■ EXERCISE PROMPT
Do any lines in the data below contain "following"? If so, copy every one of them.

■ SUPPLIED ENTRIES
^^^^
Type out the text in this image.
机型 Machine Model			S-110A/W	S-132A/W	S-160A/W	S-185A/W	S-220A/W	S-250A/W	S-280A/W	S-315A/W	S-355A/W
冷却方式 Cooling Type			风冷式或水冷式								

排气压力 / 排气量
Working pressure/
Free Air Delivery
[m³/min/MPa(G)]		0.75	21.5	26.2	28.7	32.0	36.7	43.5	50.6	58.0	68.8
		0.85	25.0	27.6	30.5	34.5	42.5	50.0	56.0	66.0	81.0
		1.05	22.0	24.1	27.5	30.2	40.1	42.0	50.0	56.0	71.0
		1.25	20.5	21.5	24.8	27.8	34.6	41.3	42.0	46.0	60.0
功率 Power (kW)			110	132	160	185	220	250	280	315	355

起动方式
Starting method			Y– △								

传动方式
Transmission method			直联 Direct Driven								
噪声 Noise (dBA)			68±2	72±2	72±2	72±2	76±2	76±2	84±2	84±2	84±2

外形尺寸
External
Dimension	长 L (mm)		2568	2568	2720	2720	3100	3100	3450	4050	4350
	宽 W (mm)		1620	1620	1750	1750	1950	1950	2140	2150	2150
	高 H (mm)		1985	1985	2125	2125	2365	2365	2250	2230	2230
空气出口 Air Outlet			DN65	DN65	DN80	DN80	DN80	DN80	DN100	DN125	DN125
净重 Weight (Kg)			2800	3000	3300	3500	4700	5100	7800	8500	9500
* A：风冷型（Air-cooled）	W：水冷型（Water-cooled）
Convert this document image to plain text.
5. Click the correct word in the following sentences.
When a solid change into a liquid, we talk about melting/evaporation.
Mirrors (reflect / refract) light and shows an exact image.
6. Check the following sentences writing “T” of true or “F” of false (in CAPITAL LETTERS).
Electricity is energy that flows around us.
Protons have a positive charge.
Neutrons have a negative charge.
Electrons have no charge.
^^^^
■ CORRECT ANSWER
5. Click the correct word in the following sentences.
6. Check the following sentences writing “T” of true or “F” of false (in CAPITAL LETTERS).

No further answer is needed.